DIRECTIONS :: Gather, from the data below, each line in which the word "this" occurs.

+--

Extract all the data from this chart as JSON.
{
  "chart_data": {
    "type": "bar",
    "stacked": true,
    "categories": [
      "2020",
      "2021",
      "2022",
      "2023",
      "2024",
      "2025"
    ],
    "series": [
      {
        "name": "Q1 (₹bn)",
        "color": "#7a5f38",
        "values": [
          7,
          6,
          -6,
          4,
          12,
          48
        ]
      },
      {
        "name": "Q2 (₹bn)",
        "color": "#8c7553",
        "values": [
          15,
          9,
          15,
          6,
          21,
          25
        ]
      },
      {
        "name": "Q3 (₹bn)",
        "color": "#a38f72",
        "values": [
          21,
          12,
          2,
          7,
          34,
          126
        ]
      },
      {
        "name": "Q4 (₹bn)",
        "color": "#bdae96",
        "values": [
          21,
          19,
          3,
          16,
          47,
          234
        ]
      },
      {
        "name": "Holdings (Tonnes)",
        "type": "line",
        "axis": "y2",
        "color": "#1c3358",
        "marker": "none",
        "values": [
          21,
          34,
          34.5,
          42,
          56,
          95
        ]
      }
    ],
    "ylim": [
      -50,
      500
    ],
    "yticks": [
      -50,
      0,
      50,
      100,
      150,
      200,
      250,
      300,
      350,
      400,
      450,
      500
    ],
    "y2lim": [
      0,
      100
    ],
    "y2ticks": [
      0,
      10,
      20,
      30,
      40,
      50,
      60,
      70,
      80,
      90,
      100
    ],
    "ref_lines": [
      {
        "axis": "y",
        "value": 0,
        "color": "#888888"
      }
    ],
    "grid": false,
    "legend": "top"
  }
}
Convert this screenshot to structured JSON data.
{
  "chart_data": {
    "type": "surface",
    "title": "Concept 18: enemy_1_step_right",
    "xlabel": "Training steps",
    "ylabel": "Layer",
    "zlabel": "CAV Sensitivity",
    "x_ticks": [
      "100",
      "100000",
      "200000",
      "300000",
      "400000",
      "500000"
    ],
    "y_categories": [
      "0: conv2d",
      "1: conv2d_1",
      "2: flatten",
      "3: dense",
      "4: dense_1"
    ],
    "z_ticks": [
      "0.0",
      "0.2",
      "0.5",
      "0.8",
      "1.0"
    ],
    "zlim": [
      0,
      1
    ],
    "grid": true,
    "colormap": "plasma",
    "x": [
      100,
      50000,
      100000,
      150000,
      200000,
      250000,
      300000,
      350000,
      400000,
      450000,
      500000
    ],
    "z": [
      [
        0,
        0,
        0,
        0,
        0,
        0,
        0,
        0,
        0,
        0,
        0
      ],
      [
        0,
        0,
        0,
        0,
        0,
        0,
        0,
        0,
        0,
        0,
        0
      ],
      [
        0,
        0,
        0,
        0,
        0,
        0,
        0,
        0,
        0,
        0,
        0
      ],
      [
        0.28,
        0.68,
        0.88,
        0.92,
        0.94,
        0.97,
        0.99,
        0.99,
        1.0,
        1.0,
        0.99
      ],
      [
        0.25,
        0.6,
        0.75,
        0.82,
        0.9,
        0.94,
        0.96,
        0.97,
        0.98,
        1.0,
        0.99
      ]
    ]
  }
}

+--

FINAL RESULT ::
Extract all the data from this chart as JSON.
Convert this screenshot to structured JSON data.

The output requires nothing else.